Figure data in JSON |
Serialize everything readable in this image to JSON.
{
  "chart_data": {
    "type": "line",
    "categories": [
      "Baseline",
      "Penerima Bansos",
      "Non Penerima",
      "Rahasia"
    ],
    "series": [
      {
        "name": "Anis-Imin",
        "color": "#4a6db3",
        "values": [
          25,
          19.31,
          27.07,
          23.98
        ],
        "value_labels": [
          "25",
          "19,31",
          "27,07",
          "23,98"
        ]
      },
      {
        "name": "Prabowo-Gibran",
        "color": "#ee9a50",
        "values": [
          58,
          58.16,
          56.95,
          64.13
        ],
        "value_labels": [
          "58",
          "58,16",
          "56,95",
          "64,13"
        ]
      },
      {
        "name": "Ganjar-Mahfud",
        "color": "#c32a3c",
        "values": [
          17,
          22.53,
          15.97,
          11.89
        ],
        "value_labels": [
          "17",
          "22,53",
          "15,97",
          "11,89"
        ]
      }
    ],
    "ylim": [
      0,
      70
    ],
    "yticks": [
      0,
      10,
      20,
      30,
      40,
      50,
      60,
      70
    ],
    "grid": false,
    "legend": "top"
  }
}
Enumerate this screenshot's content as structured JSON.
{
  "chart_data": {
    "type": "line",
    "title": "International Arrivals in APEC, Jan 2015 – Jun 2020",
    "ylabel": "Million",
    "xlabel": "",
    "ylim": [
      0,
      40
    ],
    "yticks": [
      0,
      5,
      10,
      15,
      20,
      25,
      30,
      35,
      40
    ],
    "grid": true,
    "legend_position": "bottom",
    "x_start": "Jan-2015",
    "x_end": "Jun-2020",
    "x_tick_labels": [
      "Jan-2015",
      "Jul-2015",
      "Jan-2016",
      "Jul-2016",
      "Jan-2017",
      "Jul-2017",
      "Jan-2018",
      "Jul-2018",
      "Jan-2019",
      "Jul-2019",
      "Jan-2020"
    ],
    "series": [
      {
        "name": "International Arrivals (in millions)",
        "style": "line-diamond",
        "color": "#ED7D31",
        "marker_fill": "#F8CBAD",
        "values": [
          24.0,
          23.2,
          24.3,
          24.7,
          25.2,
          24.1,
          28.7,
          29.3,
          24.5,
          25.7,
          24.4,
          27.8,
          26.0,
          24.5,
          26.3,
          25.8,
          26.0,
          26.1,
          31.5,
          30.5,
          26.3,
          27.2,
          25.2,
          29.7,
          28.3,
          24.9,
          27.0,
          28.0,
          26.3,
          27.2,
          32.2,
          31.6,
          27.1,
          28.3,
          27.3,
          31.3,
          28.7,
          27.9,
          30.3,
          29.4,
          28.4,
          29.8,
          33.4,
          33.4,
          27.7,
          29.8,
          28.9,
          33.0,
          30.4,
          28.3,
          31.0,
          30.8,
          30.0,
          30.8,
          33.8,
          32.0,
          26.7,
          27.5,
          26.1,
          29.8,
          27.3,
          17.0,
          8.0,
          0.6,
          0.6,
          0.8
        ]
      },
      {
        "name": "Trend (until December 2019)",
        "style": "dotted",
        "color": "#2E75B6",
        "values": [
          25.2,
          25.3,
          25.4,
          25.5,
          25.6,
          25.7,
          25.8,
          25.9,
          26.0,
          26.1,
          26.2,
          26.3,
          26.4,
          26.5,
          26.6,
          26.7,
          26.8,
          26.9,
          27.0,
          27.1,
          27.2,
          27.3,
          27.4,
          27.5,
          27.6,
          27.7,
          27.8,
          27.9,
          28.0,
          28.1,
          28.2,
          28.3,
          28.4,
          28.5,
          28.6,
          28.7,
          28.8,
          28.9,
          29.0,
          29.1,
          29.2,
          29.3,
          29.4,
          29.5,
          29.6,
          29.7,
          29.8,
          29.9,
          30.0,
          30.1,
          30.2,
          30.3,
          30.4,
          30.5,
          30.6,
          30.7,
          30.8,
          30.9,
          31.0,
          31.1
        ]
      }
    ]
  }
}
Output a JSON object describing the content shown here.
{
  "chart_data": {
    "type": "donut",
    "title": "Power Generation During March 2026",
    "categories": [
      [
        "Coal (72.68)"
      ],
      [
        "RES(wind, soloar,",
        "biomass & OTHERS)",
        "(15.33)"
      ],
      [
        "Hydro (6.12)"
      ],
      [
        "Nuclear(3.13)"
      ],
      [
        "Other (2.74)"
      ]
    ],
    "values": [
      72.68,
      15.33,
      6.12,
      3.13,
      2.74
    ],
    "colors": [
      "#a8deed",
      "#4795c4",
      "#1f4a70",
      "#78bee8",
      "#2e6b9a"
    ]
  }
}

Directions | Write out all the data again, exactly as it appears.

Response to this task |
Serialize everything readable in this image to JSON.
{
  "chart_data": {
    "type": "line",
    "categories": [
      "Baseline",
      "Penerima Bansos",
      "Non Penerima",
      "Rahasia"
    ],
    "series": [
      {
        "name": "Anis-Imin",
        "color": "#4a6db3",
        "values": [
          25,
          19.31,
          27.07,
          23.98
        ],
        "value_labels": [
          "25",
          "19,31",
          "27,07",
          "23,98"
        ]
      },
      {
        "name": "Prabowo-Gibran",
        "color": "#ee9a50",
        "values": [
          58,
          58.16,
          56.95,
          64.13
        ],
        "value_labels": [
          "58",
          "58,16",
          "56,95",
          "64,13"
        ]
      },
      {
        "name": "Ganjar-Mahfud",
        "color": "#c32a3c",
        "values": [
          17,
          22.53,
          15.97,
          11.89
        ],
        "value_labels": [
          "17",
          "22,53",
          "15,97",
          "11,89"
        ]
      }
    ],
    "ylim": [
      0,
      70
    ],
    "yticks": [
      0,
      10,
      20,
      30,
      40,
      50,
      60,
      70
    ],
    "grid": false,
    "legend": "top"
  }
}
Enumerate this screenshot's content as structured JSON.
{
  "chart_data": {
    "type": "line",
    "title": "International Arrivals in APEC, Jan 2015 – Jun 2020",
    "ylabel": "Million",
    "xlabel": "",
    "ylim": [
      0,
      40
    ],
    "yticks": [
      0,
      5,
      10,
      15,
      20,
      25,
      30,
      35,
      40
    ],
    "grid": true,
    "legend_position": "bottom",
    "x_start": "Jan-2015",
    "x_end": "Jun-2020",
    "x_tick_labels": [
      "Jan-2015",
      "Jul-2015",
      "Jan-2016",
      "Jul-2016",
      "Jan-2017",
      "Jul-2017",
      "Jan-2018",
      "Jul-2018",
      "Jan-2019",
      "Jul-2019",
      "Jan-2020"
    ],
    "series": [
      {
        "name": "International Arrivals (in millions)",
        "style": "line-diamond",
        "color": "#ED7D31",
        "marker_fill": "#F8CBAD",
        "values": [
          24.0,
          23.2,
          24.3,
          24.7,
          25.2,
          24.1,
          28.7,
          29.3,
          24.5,
          25.7,
          24.4,
          27.8,
          26.0,
          24.5,
          26.3,
          25.8,
          26.0,
          26.1,
          31.5,
          30.5,
          26.3,
          27.2,
          25.2,
          29.7,
          28.3,
          24.9,
          27.0,
          28.0,
          26.3,
          27.2,
          32.2,
          31.6,
          27.1,
          28.3,
          27.3,
          31.3,
          28.7,
          27.9,
          30.3,
          29.4,
          28.4,
          29.8,
          33.4,
          33.4,
          27.7,
          29.8,
          28.9,
          33.0,
          30.4,
          28.3,
          31.0,
          30.8,
          30.0,
          30.8,
          33.8,
          32.0,
          26.7,
          27.5,
          26.1,
          29.8,
          27.3,
          17.0,
          8.0,
          0.6,
          0.6,
          0.8
        ]
      },
      {
        "name": "Trend (until December 2019)",
        "style": "dotted",
        "color": "#2E75B6",
        "values": [
          25.2,
          25.3,
          25.4,
          25.5,
          25.6,
          25.7,
          25.8,
          25.9,
          26.0,
          26.1,
          26.2,
          26.3,
          26.4,
          26.5,
          26.6,
          26.7,
          26.8,
          26.9,
          27.0,
          27.1,
          27.2,
          27.3,
          27.4,
          27.5,
          27.6,
          27.7,
          27.8,
          27.9,
          28.0,
          28.1,
          28.2,
          28.3,
          28.4,
          28.5,
          28.6,
          28.7,
          28.8,
          28.9,
          29.0,
          29.1,
          29.2,
          29.3,
          29.4,
          29.5,
          29.6,
          29.7,
          29.8,
          29.9,
          30.0,
          30.1,
          30.2,
          30.3,
          30.4,
          30.5,
          30.6,
          30.7,
          30.8,
          30.9,
          31.0,
          31.1
        ]
      }
    ]
  }
}
Output a JSON object describing the content shown here.
{
  "chart_data": {
    "type": "donut",
    "title": "Power Generation During March 2026",
    "categories": [
      [
        "Coal (72.68)"
      ],
      [
        "RES(wind, soloar,",
        "biomass & OTHERS)",
        "(15.33)"
      ],
      [
        "Hydro (6.12)"
      ],
      [
        "Nuclear(3.13)"
      ],
      [
        "Other (2.74)"
      ]
    ],
    "values": [
      72.68,
      15.33,
      6.12,
      3.13,
      2.74
    ],
    "colors": [
      "#a8deed",
      "#4795c4",
      "#1f4a70",
      "#78bee8",
      "#2e6b9a"
    ]
  }
}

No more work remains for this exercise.